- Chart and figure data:
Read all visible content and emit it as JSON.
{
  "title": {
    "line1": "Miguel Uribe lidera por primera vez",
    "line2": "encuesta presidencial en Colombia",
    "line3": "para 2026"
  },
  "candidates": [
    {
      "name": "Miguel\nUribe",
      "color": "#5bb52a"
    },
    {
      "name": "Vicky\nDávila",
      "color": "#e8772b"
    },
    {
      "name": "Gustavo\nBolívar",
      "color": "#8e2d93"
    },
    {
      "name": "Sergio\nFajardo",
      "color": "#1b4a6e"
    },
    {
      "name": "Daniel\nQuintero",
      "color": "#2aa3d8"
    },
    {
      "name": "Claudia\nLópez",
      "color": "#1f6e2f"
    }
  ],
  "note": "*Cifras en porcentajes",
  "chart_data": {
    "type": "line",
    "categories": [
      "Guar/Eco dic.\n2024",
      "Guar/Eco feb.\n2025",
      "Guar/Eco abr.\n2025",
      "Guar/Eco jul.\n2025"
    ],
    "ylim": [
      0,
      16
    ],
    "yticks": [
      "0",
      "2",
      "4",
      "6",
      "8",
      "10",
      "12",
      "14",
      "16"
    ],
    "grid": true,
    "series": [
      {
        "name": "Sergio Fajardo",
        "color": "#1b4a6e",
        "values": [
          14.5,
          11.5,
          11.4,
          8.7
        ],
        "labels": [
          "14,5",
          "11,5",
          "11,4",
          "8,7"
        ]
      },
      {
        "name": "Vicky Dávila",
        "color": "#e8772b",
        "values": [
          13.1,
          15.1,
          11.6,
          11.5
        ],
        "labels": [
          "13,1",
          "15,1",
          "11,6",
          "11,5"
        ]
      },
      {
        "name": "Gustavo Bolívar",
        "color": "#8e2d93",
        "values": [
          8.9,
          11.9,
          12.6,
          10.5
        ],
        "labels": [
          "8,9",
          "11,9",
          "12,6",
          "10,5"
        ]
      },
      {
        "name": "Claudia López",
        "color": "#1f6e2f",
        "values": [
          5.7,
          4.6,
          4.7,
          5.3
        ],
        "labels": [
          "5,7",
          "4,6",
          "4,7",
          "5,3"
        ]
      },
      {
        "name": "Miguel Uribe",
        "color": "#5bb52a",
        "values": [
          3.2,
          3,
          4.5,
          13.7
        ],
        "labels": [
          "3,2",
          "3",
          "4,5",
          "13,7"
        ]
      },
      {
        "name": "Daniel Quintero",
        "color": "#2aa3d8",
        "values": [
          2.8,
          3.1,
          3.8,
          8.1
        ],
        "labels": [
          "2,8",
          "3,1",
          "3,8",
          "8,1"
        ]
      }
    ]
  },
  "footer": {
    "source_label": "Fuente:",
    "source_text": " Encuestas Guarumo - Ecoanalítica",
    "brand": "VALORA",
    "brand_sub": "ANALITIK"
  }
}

- What the task asks: Retype the entries exactly, including every line.

- Solution to this task:
Read all visible content and emit it as JSON.
{
  "title": {
    "line1": "Miguel Uribe lidera por primera vez",
    "line2": "encuesta presidencial en Colombia",
    "line3": "para 2026"
  },
  "candidates": [
    {
      "name": "Miguel\nUribe",
      "color": "#5bb52a"
    },
    {
      "name": "Vicky\nDávila",
      "color": "#e8772b"
    },
    {
      "name": "Gustavo\nBolívar",
      "color": "#8e2d93"
    },
    {
      "name": "Sergio\nFajardo",
      "color": "#1b4a6e"
    },
    {
      "name": "Daniel\nQuintero",
      "color": "#2aa3d8"
    },
    {
      "name": "Claudia\nLópez",
      "color": "#1f6e2f"
    }
  ],
  "note": "*Cifras en porcentajes",
  "chart_data": {
    "type": "line",
    "categories": [
      "Guar/Eco dic.\n2024",
      "Guar/Eco feb.\n2025",
      "Guar/Eco abr.\n2025",
      "Guar/Eco jul.\n2025"
    ],
    "ylim": [
      0,
      16
    ],
    "yticks": [
      "0",
      "2",
      "4",
      "6",
      "8",
      "10",
      "12",
      "14",
      "16"
    ],
    "grid": true,
    "series": [
      {
        "name": "Sergio Fajardo",
        "color": "#1b4a6e",
        "values": [
          14.5,
          11.5,
          11.4,
          8.7
        ],
        "labels": [
          "14,5",
          "11,5",
          "11,4",
          "8,7"
        ]
      },
      {
        "name": "Vicky Dávila",
        "color": "#e8772b",
        "values": [
          13.1,
          15.1,
          11.6,
          11.5
        ],
        "labels": [
          "13,1",
          "15,1",
          "11,6",
          "11,5"
        ]
      },
      {
        "name": "Gustavo Bolívar",
        "color": "#8e2d93",
        "values": [
          8.9,
          11.9,
          12.6,
          10.5
        ],
        "labels": [
          "8,9",
          "11,9",
          "12,6",
          "10,5"
        ]
      },
      {
        "name": "Claudia López",
        "color": "#1f6e2f",
        "values": [
          5.7,
          4.6,
          4.7,
          5.3
        ],
        "labels": [
          "5,7",
          "4,6",
          "4,7",
          "5,3"
        ]
      },
      {
        "name": "Miguel Uribe",
        "color": "#5bb52a",
        "values": [
          3.2,
          3,
          4.5,
          13.7
        ],
        "labels": [
          "3,2",
          "3",
          "4,5",
          "13,7"
        ]
      },
      {
        "name": "Daniel Quintero",
        "color": "#2aa3d8",
        "values": [
          2.8,
          3.1,
          3.8,
          8.1
        ],
        "labels": [
          "2,8",
          "3,1",
          "3,8",
          "8,1"
        ]
      }
    ]
  },
  "footer": {
    "source_label": "Fuente:",
    "source_text": " Encuestas Guarumo - Ecoanalítica",
    "brand": "VALORA",
    "brand_sub": "ANALITIK"
  }
}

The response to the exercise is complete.